[[ The data open ]]

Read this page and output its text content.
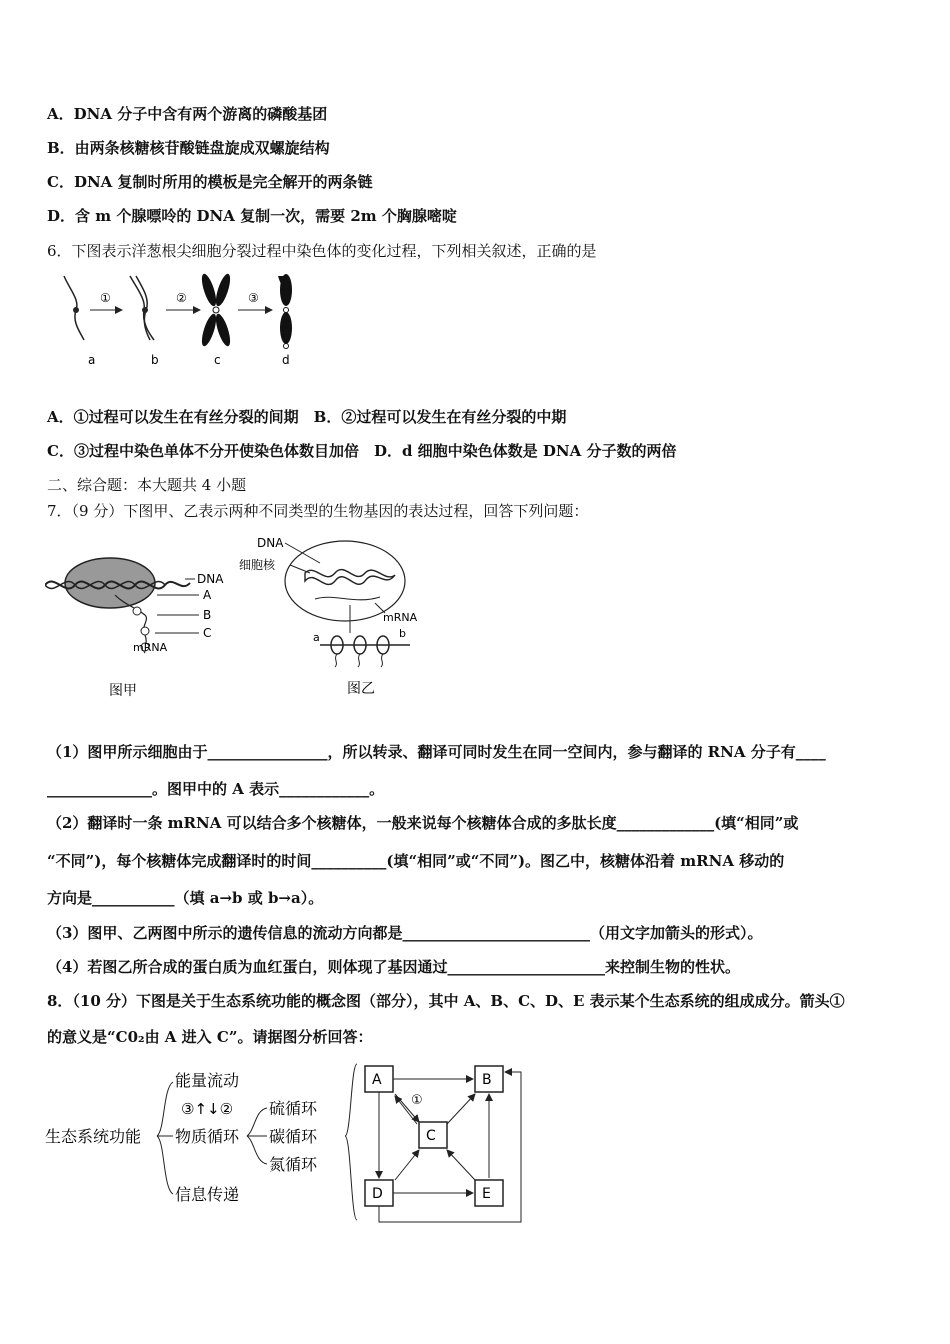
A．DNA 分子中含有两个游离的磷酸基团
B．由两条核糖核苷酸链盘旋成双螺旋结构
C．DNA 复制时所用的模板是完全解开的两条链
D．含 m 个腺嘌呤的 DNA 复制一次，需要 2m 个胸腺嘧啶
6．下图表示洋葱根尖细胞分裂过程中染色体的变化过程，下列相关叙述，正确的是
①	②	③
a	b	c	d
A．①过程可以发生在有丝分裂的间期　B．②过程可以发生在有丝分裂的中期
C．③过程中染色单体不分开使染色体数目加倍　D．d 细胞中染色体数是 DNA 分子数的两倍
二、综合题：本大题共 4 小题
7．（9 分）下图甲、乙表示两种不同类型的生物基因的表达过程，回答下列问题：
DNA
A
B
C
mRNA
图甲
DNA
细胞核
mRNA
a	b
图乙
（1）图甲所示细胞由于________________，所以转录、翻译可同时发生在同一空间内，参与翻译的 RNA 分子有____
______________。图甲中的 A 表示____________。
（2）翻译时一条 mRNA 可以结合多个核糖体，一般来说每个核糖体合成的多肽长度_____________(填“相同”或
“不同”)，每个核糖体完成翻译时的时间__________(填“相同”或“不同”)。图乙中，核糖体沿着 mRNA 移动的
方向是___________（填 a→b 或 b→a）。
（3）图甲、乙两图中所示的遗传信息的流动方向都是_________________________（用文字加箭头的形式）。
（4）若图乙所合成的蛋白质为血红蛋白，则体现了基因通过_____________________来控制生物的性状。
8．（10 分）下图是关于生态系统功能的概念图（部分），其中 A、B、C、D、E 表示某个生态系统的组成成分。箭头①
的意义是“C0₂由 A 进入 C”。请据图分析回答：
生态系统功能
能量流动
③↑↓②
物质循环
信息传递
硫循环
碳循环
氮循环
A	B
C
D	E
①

[[ The data closed ]]

Write out the entries above verbatim; the pictures do not belong in your copy.

Final answer:
Read this page and output its text content.
A．DNA 分子中含有两个游离的磷酸基团
B．由两条核糖核苷酸链盘旋成双螺旋结构
C．DNA 复制时所用的模板是完全解开的两条链
D．含 m 个腺嘌呤的 DNA 复制一次，需要 2m 个胸腺嘧啶
6．下图表示洋葱根尖细胞分裂过程中染色体的变化过程，下列相关叙述，正确的是
①	②	③
a	b	c	d
A．①过程可以发生在有丝分裂的间期　B．②过程可以发生在有丝分裂的中期
C．③过程中染色单体不分开使染色体数目加倍　D．d 细胞中染色体数是 DNA 分子数的两倍
二、综合题：本大题共 4 小题
7．（9 分）下图甲、乙表示两种不同类型的生物基因的表达过程，回答下列问题：
DNA
A
B
C
mRNA
图甲
DNA
细胞核
mRNA
a	b
图乙
（1）图甲所示细胞由于________________，所以转录、翻译可同时发生在同一空间内，参与翻译的 RNA 分子有____
______________。图甲中的 A 表示____________。
（2）翻译时一条 mRNA 可以结合多个核糖体，一般来说每个核糖体合成的多肽长度_____________(填“相同”或
“不同”)，每个核糖体完成翻译时的时间__________(填“相同”或“不同”)。图乙中，核糖体沿着 mRNA 移动的
方向是___________（填 a→b 或 b→a）。
（3）图甲、乙两图中所示的遗传信息的流动方向都是_________________________（用文字加箭头的形式）。
（4）若图乙所合成的蛋白质为血红蛋白，则体现了基因通过_____________________来控制生物的性状。
8．（10 分）下图是关于生态系统功能的概念图（部分），其中 A、B、C、D、E 表示某个生态系统的组成成分。箭头①
的意义是“C0₂由 A 进入 C”。请据图分析回答：
生态系统功能
能量流动
③↑↓②
物质循环
信息传递
硫循环
碳循环
氮循环
A	B
C
D	E
①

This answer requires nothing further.